▶ **LISTED RECORDS**:
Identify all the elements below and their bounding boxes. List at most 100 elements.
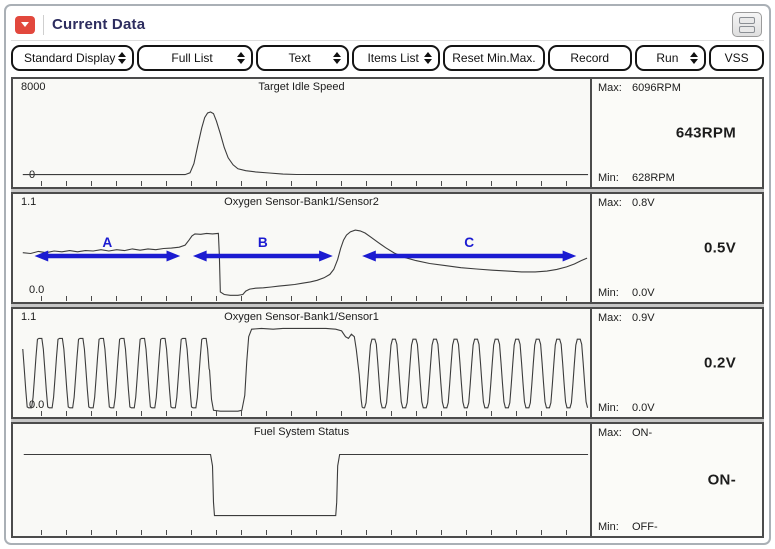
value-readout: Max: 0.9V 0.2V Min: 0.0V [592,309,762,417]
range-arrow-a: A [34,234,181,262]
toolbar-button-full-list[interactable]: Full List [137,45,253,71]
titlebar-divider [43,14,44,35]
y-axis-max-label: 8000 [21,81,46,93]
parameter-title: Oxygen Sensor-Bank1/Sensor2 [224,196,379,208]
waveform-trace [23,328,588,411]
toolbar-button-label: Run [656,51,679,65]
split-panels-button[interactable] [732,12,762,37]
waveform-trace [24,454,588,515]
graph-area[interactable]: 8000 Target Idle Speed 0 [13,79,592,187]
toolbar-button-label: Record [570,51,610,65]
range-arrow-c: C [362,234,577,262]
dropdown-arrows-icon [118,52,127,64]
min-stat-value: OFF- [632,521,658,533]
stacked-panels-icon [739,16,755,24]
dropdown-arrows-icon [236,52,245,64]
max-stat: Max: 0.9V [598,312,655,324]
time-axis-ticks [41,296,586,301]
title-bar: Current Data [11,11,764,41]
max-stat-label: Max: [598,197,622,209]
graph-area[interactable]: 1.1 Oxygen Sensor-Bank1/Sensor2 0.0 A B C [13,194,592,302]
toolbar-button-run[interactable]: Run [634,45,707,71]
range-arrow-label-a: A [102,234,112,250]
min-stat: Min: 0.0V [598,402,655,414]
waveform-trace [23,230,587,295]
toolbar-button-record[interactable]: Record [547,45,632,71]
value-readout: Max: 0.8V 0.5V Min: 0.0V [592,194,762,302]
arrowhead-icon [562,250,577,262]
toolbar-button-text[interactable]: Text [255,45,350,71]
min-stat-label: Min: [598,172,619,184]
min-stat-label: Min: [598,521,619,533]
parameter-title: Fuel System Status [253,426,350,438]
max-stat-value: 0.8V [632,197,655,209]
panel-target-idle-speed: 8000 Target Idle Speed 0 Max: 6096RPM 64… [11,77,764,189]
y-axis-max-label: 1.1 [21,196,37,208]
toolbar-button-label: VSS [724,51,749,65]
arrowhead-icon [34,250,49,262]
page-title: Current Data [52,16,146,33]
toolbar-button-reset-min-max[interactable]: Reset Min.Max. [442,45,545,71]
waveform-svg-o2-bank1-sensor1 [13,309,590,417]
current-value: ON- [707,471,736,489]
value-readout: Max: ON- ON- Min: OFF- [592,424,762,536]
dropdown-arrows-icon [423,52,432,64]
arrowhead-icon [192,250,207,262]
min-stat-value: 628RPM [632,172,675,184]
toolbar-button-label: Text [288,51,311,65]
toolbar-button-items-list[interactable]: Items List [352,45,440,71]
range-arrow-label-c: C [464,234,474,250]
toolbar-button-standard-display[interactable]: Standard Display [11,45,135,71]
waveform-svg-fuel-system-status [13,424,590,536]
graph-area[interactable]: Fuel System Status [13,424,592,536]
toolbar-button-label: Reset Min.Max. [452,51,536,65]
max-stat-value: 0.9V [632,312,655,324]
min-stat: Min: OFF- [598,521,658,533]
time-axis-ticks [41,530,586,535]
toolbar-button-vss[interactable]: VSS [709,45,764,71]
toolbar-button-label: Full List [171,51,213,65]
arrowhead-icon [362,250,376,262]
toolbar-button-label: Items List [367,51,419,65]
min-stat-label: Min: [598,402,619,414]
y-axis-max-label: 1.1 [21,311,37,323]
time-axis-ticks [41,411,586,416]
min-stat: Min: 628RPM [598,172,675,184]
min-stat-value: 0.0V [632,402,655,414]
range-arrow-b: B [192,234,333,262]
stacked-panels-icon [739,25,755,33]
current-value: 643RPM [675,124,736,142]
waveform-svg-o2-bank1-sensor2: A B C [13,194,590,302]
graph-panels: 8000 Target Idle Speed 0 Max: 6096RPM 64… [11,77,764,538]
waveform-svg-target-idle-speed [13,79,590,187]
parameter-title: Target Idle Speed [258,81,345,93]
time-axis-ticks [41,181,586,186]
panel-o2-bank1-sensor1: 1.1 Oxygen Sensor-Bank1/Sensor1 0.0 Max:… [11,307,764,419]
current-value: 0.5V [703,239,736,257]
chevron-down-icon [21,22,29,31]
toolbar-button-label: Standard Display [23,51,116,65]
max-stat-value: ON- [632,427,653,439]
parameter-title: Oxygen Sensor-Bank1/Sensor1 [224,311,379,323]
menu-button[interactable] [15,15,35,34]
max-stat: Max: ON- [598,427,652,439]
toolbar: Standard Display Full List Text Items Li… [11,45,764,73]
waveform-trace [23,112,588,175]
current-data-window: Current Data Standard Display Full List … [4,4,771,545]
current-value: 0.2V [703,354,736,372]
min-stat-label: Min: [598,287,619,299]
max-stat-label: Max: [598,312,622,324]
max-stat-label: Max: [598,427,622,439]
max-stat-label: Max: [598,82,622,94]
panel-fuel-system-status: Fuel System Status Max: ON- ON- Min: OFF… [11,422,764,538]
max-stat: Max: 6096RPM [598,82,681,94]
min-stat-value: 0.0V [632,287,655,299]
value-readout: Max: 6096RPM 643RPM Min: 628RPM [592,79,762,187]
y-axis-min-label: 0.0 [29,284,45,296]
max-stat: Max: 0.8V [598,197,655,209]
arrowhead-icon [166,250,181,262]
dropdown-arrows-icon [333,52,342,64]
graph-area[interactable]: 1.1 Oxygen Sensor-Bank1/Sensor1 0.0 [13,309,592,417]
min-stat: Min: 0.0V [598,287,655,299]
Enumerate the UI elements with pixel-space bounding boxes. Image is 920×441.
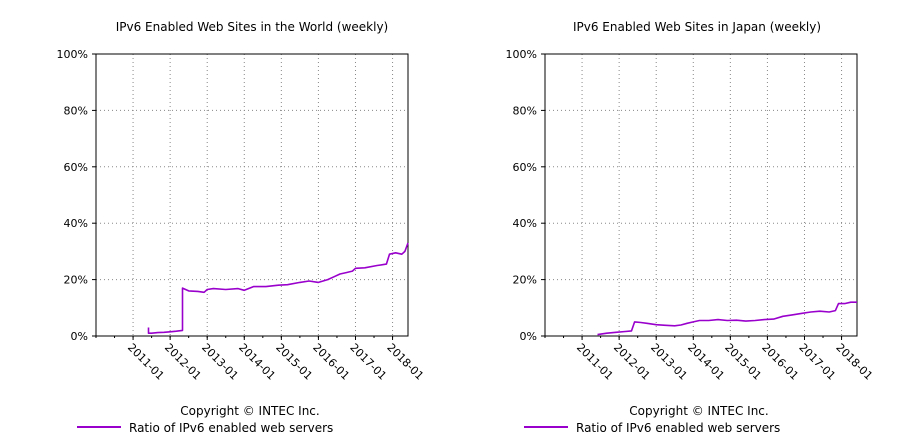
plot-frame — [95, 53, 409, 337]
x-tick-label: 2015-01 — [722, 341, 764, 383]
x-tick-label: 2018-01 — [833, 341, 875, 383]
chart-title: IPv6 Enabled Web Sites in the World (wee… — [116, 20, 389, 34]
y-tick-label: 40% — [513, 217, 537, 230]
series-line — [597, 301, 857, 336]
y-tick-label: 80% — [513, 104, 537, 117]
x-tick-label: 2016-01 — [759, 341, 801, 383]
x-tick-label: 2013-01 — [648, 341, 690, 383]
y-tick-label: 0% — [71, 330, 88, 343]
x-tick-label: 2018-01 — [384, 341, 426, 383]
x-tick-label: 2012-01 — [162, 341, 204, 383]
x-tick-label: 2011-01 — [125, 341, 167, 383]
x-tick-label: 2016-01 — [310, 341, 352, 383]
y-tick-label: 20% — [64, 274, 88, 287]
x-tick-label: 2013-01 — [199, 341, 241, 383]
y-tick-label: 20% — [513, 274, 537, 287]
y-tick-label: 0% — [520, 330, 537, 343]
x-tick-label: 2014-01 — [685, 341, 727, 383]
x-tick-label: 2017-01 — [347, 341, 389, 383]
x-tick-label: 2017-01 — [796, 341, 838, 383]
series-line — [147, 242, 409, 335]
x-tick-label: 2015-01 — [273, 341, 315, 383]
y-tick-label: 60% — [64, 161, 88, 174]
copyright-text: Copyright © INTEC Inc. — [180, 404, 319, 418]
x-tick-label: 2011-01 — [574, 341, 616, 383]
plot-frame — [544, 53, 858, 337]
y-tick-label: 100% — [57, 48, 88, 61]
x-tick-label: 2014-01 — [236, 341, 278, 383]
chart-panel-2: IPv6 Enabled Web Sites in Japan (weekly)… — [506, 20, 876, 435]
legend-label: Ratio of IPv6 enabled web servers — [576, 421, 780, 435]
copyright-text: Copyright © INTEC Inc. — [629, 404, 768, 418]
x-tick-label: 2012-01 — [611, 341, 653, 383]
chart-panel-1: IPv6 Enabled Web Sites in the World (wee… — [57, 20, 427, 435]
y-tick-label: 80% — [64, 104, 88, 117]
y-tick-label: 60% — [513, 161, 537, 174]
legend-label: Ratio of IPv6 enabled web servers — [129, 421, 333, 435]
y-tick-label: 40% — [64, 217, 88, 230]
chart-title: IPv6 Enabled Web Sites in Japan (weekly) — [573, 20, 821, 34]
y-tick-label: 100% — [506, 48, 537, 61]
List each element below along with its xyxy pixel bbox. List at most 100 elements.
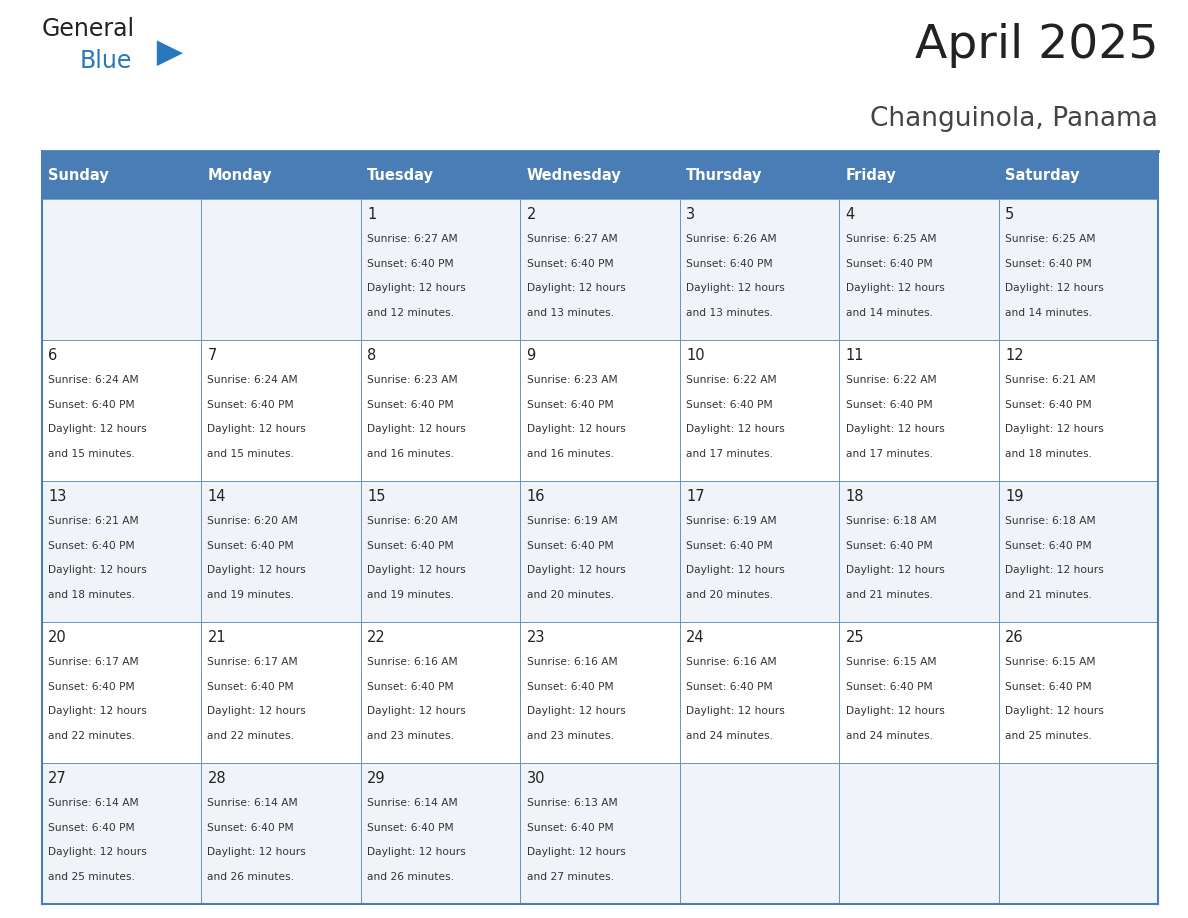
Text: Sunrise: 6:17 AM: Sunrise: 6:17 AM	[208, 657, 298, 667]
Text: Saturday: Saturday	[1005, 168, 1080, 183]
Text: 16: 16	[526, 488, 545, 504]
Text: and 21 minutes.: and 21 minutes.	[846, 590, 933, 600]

▶ **AIM**:
Print everything from the line containing "Text: Sunrise: 6:17" down to the last line of the items, reproducing each line without any change.

▶ **THE OUTPUT**:
Text: Sunrise: 6:17 AM: Sunrise: 6:17 AM	[208, 657, 298, 667]
Text: Saturday: Saturday	[1005, 168, 1080, 183]
Text: 16: 16	[526, 488, 545, 504]
Text: and 21 minutes.: and 21 minutes.	[846, 590, 933, 600]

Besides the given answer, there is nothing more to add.